Excerpt provided:
○ ○ ○
This only applies to CD 1, all other isos can be mounted using lofiadm in the normal way.

(1) Get a copy of the VTOC from the ISO image: Code:


  1. dd if=sol-9-u1-sparc-v1.iso of=vtoc bs=512 count=1

1+0 records in 1+0 records out


(2) Now find out where Slice 1 starts in the image and how long it is. The starting cylinder for slice 1 is located at offset 452 (decimal) into the VTOC; the length in blocks is at offset 456, with both being 4 bytes long. Code:


  1. od -D -j 452 -N 8 < vtoc

0000000 0000000888 0000546560 0000010


Slice 1 starts on cylinder 888, and is 546,560 blocks long. CD for the Solaris OS always have 640 blocks per cylinder, so you can find the starting block of slice 1 as follows: Code:


  1. echo 888*640 | bc

568320


So now you know s1 starts at block 568320 and is 546560 blocks long.
○ ○ ○
Study material:
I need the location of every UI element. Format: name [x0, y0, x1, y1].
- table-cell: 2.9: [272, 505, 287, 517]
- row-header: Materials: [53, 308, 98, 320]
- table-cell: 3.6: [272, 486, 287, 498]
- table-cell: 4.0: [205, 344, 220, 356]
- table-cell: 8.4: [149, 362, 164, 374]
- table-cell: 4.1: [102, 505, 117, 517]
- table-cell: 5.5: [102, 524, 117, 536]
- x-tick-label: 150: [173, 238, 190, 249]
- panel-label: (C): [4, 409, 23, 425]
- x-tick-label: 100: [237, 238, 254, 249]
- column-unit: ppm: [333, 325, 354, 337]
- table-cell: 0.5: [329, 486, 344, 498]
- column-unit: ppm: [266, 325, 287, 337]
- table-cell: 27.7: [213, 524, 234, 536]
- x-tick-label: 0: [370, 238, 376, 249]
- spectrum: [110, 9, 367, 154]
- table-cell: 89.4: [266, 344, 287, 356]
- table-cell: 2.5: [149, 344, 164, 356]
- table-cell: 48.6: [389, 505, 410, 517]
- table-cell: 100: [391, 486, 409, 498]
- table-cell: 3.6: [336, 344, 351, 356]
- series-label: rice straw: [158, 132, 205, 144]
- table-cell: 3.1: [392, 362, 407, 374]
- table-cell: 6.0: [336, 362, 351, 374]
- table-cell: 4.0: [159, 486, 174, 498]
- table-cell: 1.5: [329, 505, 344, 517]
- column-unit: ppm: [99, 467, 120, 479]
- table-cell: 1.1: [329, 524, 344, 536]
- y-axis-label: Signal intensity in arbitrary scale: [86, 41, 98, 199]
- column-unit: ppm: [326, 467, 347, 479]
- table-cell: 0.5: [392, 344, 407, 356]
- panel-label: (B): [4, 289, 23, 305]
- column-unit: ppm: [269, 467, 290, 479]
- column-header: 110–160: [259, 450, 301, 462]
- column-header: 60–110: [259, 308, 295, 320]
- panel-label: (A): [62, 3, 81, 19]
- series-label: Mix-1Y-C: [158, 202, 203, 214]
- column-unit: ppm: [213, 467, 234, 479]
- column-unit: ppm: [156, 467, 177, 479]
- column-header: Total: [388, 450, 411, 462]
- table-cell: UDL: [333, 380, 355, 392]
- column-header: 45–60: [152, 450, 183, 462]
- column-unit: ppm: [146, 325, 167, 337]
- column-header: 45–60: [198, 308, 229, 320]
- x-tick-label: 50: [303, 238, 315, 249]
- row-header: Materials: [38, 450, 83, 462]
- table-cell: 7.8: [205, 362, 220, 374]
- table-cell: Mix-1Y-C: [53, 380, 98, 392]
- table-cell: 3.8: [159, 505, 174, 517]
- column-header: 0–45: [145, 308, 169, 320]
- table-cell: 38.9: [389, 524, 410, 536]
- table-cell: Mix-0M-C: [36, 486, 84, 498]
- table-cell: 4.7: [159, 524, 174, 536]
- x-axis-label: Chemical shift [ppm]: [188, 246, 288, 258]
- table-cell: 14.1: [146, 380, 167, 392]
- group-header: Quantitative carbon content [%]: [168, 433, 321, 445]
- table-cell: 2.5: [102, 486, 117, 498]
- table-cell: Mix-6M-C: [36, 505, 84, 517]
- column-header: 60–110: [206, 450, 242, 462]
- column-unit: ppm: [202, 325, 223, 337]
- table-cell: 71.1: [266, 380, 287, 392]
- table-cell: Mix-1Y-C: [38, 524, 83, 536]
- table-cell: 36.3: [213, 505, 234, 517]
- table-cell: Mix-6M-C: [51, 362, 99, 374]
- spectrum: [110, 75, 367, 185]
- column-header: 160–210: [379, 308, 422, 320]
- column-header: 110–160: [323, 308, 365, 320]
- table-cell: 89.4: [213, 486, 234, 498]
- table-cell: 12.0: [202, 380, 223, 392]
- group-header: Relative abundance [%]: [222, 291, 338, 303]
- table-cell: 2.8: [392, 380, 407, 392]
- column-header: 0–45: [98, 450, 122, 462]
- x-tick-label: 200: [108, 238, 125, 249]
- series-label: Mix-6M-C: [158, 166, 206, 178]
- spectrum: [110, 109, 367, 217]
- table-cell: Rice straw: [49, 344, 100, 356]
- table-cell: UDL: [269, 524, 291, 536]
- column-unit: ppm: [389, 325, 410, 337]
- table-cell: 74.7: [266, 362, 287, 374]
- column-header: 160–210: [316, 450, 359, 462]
○ ○ ○
Apply what you read:
[A] Reproduce the Solaris ISO instructions from "Slice 1 starts on" to "546560 blocks long.".
[B] Can you summarize the Solaris ISO instructions in two sentences?
[C] According to the Solaris ISO instructions, how many blocks per cylinder do CDs for the Solaris OS always have?

List of solutions:
[A]
Slice 1 starts on cylinder 888, and is 546,560 blocks long. CD for the Solaris OS always have 640 blocks per cylinder, so you can find the starting block of slice 1 as follows: Code:


  1. echo 888*640 | bc

568320


So now you know s1 starts at block 568320 and is 546560 blocks long.

[B] For CD 1 only, a copy of the VTOC is taken from the ISO image with dd, and od then reads the starting cylinder and block length of slice 1 from offsets 452 and 456. Solaris OS CDs always have 640 blocks per cylinder, so multiplying cylinder 888 by 640 shows that slice 1 starts at block 568320 and is 546560 blocks long.

[C] 640 blocks per cylinder.